> _待办任务_
1/ 请返回文献节选中从“2014-04-14 21:45张福公”起，一直到“其变奏机制进行尝试性的探究。”为止的全部文字。
2/ 请列出文献节选正文段落里提到的所有人名。

> _文献节选_
☆ ☆ ☆ ☆ ☆ ☆ ☆
论《1844年经济学哲学手稿》中三重方法论的变奏

2014-04-14 21:45张福公
关键词:经验主义对象性对象化

张福公

(南京大学 哲学系,江苏 南京210093)

自《1844年经济学哲学手稿》(以下简称《手稿》)发表以来,关于它的内在逻辑线索的研究已经取得了累累硕果。特别是由孙伯鍨先生提出两条逻辑线索说①孙伯鍨《探索者道路的探索》,南京大学出版社2002年版第177页。之后,张一兵教授等人进一步从古典经济学的社会唯物主义、赫斯的金钱异化观等方面为两条逻辑进行了理论渊源上的论证。在他们的推动下,国内学界已经逐渐形成这样的共识:《手稿》是马克思在初次经济学研究过程中形成的具有多重复调式语境的思想实验文本,它内含的两条逻辑随着马克思思想的深入而发生此消彼长的变奏,其中的客观逻辑成为马克思后来形成科学世界观的萌芽。然而笔者认为,虽然学界在关于两条逻辑及其理论渊源的确证方面取得了重要成果,但对于两条逻辑线索变奏的内在方法论的分析还有待深入探究。从已有的研究成果中可以发现,其实《手稿》中两条逻辑的变奏背后有着内在的方法论支撑,并随着方法论的变奏而呈现出不同的逻辑格局。或者说,多重复调式的方法论的起承转合构成了此时马克思论说语境的内在方法论基础,而对于多重逻辑方法论是如何内在勾连在一起的,又是如何发生转变的问题还有待进一步深入探讨。本文旨在从文本出发对《手稿》中两条逻辑线索的内在方法论框架及其变奏机制进行尝试性的探究。
☆ ☆ ☆ ☆ ☆ ☆ ☆
> _给定数据_
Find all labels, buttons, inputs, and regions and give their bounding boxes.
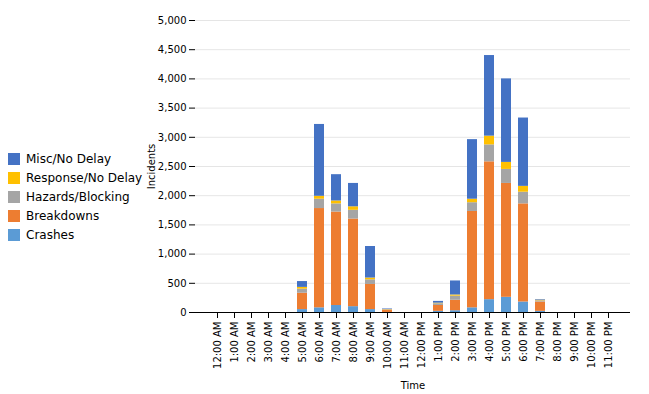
☆ ☆ ☆ ☆ ☆ ☆ ☆
> _回答内容_
1/
2014-04-14 21:45张福公
关键词:经验主义对象性对象化

张福公

(南京大学 哲学系,江苏 南京210093)

自《1844年经济学哲学手稿》(以下简称《手稿》)发表以来,关于它的内在逻辑线索的研究已经取得了累累硕果。特别是由孙伯鍨先生提出两条逻辑线索说①孙伯鍨《探索者道路的探索》,南京大学出版社2002年版第177页。之后,张一兵教授等人进一步从古典经济学的社会唯物主义、赫斯的金钱异化观等方面为两条逻辑进行了理论渊源上的论证。在他们的推动下,国内学界已经逐渐形成这样的共识:《手稿》是马克思在初次经济学研究过程中形成的具有多重复调式语境的思想实验文本,它内含的两条逻辑随着马克思思想的深入而发生此消彼长的变奏,其中的客观逻辑成为马克思后来形成科学世界观的萌芽。然而笔者认为,虽然学界在关于两条逻辑及其理论渊源的确证方面取得了重要成果,但对于两条逻辑线索变奏的内在方法论的分析还有待深入探究。从已有的研究成果中可以发现,其实《手稿》中两条逻辑的变奏背后有着内在的方法论支撑,并随着方法论的变奏而呈现出不同的逻辑格局。或者说,多重复调式的方法论的起承转合构成了此时马克思论说语境的内在方法论基础,而对于多重逻辑方法论是如何内在勾连在一起的,又是如何发生转变的问题还有待进一步深入探讨。本文旨在从文本出发对《手稿》中两条逻辑线索的内在方法论框架及其变奏机制进行尝试性的探究。

2/ 孙伯鍨、张一兵、赫斯、马克思